◆ **DATA PROVIDED**
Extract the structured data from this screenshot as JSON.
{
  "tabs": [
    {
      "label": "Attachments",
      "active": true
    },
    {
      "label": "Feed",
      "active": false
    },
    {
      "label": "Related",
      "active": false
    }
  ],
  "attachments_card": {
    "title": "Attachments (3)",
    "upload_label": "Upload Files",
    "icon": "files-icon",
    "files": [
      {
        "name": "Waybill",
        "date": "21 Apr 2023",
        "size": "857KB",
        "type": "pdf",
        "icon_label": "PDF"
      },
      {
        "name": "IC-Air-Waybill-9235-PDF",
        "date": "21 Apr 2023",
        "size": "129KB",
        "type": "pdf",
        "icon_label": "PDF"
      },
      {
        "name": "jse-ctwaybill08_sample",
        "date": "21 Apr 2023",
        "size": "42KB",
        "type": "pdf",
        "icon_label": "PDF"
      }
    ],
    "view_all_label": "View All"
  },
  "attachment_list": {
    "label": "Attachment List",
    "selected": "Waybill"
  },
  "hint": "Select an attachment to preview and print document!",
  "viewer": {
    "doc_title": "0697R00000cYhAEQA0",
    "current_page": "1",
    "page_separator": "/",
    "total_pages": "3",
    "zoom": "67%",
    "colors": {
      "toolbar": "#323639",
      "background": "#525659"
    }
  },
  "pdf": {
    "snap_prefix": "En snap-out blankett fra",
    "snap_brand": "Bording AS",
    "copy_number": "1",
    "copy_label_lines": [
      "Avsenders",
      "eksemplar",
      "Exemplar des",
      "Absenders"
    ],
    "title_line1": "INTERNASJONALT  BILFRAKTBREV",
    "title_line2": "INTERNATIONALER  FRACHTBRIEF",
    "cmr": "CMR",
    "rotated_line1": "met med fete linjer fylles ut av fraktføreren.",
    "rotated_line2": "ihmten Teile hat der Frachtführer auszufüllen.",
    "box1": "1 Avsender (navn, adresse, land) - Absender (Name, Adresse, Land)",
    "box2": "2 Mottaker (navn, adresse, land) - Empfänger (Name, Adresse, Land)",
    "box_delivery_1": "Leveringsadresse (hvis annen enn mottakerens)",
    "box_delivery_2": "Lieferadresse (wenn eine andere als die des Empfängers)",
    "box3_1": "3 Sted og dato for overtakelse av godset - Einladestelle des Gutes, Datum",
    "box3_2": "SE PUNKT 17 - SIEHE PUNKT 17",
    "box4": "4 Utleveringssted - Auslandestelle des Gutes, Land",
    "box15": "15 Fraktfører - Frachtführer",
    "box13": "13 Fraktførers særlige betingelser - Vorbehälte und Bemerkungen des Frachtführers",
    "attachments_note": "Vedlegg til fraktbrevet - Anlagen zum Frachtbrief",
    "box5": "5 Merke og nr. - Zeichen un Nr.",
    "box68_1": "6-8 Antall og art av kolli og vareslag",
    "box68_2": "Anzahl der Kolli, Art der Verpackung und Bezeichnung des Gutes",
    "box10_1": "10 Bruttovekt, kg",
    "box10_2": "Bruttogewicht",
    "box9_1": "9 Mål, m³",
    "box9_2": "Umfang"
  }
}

◆ **GOAL**
The records above should be duplicated in full, exactly as given.

◆ **EXERCISE RESPONSE**
Extract the structured data from this screenshot as JSON.
{
  "tabs": [
    {
      "label": "Attachments",
      "active": true
    },
    {
      "label": "Feed",
      "active": false
    },
    {
      "label": "Related",
      "active": false
    }
  ],
  "attachments_card": {
    "title": "Attachments (3)",
    "upload_label": "Upload Files",
    "icon": "files-icon",
    "files": [
      {
        "name": "Waybill",
        "date": "21 Apr 2023",
        "size": "857KB",
        "type": "pdf",
        "icon_label": "PDF"
      },
      {
        "name": "IC-Air-Waybill-9235-PDF",
        "date": "21 Apr 2023",
        "size": "129KB",
        "type": "pdf",
        "icon_label": "PDF"
      },
      {
        "name": "jse-ctwaybill08_sample",
        "date": "21 Apr 2023",
        "size": "42KB",
        "type": "pdf",
        "icon_label": "PDF"
      }
    ],
    "view_all_label": "View All"
  },
  "attachment_list": {
    "label": "Attachment List",
    "selected": "Waybill"
  },
  "hint": "Select an attachment to preview and print document!",
  "viewer": {
    "doc_title": "0697R00000cYhAEQA0",
    "current_page": "1",
    "page_separator": "/",
    "total_pages": "3",
    "zoom": "67%",
    "colors": {
      "toolbar": "#323639",
      "background": "#525659"
    }
  },
  "pdf": {
    "snap_prefix": "En snap-out blankett fra",
    "snap_brand": "Bording AS",
    "copy_number": "1",
    "copy_label_lines": [
      "Avsenders",
      "eksemplar",
      "Exemplar des",
      "Absenders"
    ],
    "title_line1": "INTERNASJONALT  BILFRAKTBREV",
    "title_line2": "INTERNATIONALER  FRACHTBRIEF",
    "cmr": "CMR",
    "rotated_line1": "met med fete linjer fylles ut av fraktføreren.",
    "rotated_line2": "ihmten Teile hat der Frachtführer auszufüllen.",
    "box1": "1 Avsender (navn, adresse, land) - Absender (Name, Adresse, Land)",
    "box2": "2 Mottaker (navn, adresse, land) - Empfänger (Name, Adresse, Land)",
    "box_delivery_1": "Leveringsadresse (hvis annen enn mottakerens)",
    "box_delivery_2": "Lieferadresse (wenn eine andere als die des Empfängers)",
    "box3_1": "3 Sted og dato for overtakelse av godset - Einladestelle des Gutes, Datum",
    "box3_2": "SE PUNKT 17 - SIEHE PUNKT 17",
    "box4": "4 Utleveringssted - Auslandestelle des Gutes, Land",
    "box15": "15 Fraktfører - Frachtführer",
    "box13": "13 Fraktførers særlige betingelser - Vorbehälte und Bemerkungen des Frachtführers",
    "attachments_note": "Vedlegg til fraktbrevet - Anlagen zum Frachtbrief",
    "box5": "5 Merke og nr. - Zeichen un Nr.",
    "box68_1": "6-8 Antall og art av kolli og vareslag",
    "box68_2": "Anzahl der Kolli, Art der Verpackung und Bezeichnung des Gutes",
    "box10_1": "10 Bruttovekt, kg",
    "box10_2": "Bruttogewicht",
    "box9_1": "9 Mål, m³",
    "box9_2": "Umfang"
  }
}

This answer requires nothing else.